• _GIVEN TASK_
Find the string "value" in the data, then copy every line where it is found.
Start DATASET EXCERPTS
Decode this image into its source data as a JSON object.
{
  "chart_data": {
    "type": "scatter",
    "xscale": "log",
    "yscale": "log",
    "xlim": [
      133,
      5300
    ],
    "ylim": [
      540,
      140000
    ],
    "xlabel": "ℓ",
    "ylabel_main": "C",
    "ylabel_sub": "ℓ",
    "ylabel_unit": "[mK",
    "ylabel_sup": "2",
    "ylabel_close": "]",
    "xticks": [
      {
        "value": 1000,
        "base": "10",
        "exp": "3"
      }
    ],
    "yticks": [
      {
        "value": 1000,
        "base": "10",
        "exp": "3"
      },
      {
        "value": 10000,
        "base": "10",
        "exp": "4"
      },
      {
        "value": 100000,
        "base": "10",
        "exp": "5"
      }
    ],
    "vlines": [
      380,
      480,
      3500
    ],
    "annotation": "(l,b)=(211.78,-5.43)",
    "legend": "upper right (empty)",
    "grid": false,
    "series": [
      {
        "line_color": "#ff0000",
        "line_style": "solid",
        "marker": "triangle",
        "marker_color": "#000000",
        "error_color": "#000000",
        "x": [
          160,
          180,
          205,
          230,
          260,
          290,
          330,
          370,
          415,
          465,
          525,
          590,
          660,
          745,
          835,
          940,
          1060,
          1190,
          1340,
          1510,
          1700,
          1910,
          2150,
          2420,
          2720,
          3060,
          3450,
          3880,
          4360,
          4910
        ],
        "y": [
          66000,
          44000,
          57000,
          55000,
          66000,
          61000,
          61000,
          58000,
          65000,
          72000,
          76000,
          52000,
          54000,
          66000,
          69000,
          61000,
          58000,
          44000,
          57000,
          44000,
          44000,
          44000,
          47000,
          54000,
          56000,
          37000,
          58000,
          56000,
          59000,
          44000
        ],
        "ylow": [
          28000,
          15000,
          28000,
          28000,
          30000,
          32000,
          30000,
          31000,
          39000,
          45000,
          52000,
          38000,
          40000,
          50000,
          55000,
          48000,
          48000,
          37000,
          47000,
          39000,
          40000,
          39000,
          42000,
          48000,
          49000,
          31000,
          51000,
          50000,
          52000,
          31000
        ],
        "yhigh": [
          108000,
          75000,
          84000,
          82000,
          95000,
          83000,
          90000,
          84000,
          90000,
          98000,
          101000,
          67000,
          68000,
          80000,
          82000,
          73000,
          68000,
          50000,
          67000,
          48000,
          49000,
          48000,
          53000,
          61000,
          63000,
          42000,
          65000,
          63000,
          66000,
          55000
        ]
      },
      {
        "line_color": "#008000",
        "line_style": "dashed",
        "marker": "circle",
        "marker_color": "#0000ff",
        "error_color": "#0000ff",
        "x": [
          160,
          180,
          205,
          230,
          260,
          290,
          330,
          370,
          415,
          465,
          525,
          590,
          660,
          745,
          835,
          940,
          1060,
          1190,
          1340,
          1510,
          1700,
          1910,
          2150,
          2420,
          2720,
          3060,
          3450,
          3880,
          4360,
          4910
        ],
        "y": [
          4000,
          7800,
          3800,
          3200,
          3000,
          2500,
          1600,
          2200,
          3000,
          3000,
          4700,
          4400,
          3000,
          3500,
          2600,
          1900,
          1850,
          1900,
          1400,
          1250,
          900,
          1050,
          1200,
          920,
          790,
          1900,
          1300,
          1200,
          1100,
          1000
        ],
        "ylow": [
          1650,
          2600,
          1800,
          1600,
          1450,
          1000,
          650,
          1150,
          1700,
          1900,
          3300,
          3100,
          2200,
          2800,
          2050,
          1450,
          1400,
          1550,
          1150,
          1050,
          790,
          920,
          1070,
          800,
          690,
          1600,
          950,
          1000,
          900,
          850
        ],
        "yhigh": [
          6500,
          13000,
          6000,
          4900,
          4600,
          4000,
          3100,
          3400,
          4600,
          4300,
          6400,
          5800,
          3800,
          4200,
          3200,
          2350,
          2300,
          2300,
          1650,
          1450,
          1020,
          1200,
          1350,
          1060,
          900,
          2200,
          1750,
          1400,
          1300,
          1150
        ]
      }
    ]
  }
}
End DATASET EXCERPTS
• _ANSWER BELOW_
        "value": 1000,
        "value": 1000,
        "value": 10000,
        "value": 100000,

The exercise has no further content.